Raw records
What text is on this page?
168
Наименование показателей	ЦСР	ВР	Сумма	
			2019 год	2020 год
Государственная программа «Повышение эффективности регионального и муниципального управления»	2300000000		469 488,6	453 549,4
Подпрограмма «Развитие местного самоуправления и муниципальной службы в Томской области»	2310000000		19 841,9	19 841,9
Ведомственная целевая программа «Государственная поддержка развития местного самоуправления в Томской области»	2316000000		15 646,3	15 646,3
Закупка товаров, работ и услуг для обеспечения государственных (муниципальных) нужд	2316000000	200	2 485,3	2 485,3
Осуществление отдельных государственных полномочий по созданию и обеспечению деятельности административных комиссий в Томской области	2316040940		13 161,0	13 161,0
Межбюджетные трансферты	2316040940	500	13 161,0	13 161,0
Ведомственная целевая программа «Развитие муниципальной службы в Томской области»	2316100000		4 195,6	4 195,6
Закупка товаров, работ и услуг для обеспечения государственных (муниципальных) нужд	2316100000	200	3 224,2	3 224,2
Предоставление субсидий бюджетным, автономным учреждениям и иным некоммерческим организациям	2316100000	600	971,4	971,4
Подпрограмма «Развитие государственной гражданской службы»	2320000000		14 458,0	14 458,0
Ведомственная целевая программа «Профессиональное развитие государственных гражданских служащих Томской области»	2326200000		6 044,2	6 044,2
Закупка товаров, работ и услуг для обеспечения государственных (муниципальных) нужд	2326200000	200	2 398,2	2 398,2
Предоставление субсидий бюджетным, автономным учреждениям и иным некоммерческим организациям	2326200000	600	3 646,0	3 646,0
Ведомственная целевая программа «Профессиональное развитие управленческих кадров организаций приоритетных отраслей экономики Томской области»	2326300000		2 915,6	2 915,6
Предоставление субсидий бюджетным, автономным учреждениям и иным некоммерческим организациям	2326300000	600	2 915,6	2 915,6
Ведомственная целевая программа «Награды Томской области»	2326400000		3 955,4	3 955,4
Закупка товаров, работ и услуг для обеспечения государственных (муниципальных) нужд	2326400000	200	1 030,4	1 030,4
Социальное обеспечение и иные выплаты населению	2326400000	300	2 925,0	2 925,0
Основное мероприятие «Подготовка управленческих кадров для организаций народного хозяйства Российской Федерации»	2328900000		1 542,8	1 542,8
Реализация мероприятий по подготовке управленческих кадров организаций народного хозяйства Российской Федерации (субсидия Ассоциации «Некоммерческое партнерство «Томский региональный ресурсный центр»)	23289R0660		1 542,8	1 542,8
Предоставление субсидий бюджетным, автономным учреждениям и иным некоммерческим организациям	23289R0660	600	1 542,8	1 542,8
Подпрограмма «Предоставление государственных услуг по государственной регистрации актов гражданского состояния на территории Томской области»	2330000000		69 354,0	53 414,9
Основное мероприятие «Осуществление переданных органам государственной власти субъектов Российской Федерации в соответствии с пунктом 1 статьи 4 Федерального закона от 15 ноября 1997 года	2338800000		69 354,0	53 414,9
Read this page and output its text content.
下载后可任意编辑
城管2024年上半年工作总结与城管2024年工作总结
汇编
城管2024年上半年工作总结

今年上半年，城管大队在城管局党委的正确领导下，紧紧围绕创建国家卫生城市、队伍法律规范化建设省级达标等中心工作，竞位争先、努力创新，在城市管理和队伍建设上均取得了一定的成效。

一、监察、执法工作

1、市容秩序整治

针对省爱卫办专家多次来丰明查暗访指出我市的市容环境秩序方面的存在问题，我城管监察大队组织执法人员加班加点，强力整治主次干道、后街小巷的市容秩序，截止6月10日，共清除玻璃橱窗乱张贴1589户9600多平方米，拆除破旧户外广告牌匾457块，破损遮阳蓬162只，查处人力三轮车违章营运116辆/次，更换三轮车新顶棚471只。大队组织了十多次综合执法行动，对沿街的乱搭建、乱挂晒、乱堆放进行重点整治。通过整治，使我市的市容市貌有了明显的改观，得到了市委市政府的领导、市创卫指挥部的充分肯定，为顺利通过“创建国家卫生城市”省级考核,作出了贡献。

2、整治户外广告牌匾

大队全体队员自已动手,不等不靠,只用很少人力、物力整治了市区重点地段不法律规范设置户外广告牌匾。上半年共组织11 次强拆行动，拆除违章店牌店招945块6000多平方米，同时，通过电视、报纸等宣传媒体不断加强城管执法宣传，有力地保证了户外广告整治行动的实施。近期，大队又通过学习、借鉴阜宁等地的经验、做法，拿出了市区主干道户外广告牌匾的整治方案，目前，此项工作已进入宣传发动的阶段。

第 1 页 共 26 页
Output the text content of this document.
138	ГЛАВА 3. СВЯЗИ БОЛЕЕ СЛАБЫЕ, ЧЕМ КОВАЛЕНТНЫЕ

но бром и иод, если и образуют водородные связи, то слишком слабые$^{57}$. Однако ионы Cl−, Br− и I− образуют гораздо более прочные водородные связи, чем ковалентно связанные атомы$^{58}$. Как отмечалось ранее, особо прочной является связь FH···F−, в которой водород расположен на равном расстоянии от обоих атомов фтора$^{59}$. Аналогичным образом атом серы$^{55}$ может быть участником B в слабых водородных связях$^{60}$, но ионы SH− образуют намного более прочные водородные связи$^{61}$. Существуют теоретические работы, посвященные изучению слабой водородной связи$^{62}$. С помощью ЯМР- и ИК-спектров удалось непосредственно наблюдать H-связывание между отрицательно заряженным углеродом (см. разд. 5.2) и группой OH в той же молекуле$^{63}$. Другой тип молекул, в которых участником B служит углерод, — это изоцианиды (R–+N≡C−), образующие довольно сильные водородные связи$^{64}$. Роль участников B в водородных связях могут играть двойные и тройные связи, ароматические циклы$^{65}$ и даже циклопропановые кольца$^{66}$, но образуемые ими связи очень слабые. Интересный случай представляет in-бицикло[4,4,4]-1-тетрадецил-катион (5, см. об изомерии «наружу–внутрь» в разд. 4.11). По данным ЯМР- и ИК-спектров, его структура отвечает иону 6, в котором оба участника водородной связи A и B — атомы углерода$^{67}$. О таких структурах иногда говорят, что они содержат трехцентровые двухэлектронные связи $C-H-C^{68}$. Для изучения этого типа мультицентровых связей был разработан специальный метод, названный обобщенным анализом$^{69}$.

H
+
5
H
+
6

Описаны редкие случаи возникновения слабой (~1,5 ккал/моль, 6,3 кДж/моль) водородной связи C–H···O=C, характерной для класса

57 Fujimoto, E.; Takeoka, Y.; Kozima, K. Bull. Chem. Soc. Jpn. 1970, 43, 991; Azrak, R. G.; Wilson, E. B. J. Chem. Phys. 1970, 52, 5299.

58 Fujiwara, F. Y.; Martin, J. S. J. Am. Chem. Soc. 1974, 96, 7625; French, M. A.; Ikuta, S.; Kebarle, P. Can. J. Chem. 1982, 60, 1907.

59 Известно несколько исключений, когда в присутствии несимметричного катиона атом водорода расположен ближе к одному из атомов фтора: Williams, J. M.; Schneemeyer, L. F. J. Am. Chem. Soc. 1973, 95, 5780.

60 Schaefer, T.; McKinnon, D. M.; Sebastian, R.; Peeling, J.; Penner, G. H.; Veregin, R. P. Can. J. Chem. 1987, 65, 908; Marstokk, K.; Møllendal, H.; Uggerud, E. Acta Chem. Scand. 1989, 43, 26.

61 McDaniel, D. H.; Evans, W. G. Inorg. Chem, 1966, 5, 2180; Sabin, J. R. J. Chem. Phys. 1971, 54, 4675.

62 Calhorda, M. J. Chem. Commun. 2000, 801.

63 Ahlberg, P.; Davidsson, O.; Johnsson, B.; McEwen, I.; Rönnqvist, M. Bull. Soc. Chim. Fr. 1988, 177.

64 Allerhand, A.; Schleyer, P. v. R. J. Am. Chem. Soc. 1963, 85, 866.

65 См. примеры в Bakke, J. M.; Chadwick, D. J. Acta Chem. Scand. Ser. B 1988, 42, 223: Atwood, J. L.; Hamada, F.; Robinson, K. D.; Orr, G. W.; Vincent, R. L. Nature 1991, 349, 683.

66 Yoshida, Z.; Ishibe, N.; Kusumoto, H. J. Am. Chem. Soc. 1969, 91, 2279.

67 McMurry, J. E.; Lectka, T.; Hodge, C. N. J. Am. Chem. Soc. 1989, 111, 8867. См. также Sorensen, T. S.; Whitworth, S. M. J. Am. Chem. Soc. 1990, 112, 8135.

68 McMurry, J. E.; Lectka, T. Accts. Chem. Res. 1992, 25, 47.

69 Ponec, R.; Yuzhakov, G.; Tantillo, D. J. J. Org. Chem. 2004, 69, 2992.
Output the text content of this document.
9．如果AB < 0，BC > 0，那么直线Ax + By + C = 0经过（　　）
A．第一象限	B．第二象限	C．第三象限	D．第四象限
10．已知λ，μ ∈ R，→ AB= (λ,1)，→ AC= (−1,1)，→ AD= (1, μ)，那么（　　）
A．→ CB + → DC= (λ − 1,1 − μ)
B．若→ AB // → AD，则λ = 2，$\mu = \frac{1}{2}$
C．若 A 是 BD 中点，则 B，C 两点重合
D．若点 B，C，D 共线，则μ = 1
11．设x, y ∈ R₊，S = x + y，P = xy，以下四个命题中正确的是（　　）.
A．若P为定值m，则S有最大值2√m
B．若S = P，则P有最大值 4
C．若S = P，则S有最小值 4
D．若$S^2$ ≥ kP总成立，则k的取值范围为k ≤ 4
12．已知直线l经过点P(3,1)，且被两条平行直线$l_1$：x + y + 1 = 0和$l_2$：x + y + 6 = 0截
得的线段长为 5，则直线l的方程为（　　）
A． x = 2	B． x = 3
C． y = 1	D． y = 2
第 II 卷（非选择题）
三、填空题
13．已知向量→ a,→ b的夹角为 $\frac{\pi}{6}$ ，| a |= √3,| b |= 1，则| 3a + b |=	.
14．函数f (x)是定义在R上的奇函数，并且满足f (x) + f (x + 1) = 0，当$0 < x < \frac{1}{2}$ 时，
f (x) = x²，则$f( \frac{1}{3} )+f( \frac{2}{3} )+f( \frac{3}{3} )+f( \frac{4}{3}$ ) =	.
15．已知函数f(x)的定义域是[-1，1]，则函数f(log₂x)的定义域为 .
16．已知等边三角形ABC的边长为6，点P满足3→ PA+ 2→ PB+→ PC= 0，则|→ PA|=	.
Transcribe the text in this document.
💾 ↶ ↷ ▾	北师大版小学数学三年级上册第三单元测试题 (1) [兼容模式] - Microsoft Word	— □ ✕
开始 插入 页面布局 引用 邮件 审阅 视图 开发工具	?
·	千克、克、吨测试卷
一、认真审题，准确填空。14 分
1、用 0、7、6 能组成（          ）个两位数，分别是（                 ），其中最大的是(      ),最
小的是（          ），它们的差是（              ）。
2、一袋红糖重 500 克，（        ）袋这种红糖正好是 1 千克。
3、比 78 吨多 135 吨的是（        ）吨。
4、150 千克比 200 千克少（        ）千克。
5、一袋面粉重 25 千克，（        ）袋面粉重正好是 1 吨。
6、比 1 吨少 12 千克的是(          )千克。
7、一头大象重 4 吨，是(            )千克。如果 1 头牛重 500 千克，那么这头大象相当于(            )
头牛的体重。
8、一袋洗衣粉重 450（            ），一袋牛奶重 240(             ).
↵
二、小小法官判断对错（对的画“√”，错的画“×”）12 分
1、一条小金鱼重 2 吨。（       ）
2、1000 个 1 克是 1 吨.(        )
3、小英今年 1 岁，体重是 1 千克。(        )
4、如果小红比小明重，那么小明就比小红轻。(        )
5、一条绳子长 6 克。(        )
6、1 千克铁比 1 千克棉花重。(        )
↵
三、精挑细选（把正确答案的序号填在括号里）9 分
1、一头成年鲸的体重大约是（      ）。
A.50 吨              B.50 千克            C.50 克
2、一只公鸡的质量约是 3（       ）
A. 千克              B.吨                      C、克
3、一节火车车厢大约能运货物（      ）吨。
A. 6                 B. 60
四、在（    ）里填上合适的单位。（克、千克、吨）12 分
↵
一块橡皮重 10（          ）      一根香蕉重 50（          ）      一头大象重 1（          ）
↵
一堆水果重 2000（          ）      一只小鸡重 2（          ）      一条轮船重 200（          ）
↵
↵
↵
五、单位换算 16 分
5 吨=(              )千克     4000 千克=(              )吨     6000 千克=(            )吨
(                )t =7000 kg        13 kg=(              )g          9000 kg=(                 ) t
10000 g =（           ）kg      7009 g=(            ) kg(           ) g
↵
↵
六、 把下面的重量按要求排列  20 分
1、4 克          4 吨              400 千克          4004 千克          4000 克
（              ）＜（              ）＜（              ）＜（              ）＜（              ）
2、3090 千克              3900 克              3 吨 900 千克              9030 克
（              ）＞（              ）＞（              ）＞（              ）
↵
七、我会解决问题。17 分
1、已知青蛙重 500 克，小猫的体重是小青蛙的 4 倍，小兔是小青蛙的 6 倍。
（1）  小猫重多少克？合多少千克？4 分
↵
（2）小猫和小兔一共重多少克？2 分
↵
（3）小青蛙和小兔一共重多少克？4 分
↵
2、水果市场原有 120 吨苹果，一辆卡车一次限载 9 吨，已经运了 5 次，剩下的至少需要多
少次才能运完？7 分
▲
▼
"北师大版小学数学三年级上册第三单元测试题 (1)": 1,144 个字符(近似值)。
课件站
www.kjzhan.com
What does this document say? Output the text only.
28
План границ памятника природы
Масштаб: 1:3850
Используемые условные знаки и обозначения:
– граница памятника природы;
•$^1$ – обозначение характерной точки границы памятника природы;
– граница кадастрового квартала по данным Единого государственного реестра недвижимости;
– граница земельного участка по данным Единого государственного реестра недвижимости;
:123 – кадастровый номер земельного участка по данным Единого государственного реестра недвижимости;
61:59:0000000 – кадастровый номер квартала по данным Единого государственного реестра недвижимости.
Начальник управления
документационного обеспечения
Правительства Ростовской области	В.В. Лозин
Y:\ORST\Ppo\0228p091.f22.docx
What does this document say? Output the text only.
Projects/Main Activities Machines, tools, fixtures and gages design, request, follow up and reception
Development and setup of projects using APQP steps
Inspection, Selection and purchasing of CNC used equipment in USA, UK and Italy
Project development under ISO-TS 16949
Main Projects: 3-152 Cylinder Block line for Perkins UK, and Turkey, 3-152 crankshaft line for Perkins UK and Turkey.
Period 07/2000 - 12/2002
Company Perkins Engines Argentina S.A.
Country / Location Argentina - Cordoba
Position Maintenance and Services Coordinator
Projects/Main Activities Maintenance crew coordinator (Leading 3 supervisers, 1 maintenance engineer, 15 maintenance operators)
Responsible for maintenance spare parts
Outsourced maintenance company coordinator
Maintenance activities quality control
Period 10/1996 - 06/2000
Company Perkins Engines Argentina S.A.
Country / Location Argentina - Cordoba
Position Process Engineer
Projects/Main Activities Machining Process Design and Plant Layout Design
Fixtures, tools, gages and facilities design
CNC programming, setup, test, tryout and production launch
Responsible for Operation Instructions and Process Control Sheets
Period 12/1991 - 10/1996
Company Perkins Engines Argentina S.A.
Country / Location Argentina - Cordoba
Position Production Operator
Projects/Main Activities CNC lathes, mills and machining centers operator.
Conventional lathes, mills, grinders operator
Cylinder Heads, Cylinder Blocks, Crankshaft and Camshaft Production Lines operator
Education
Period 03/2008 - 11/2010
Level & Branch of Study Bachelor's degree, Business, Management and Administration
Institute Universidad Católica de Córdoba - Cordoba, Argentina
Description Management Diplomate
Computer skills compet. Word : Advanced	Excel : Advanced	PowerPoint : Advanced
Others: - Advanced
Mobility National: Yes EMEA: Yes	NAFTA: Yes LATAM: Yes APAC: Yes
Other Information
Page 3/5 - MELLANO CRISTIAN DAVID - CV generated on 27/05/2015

▶ The problem
Leave out every line without the string "一头大象重" and copy the rest.

▶ Expected output
7、一头大象重 4 吨，是(            )千克。如果 1 头牛重 500 千克，那么这头大象相当于(            )
一块橡皮重 10（          ）      一根香蕉重 50（          ）      一头大象重 1（          ）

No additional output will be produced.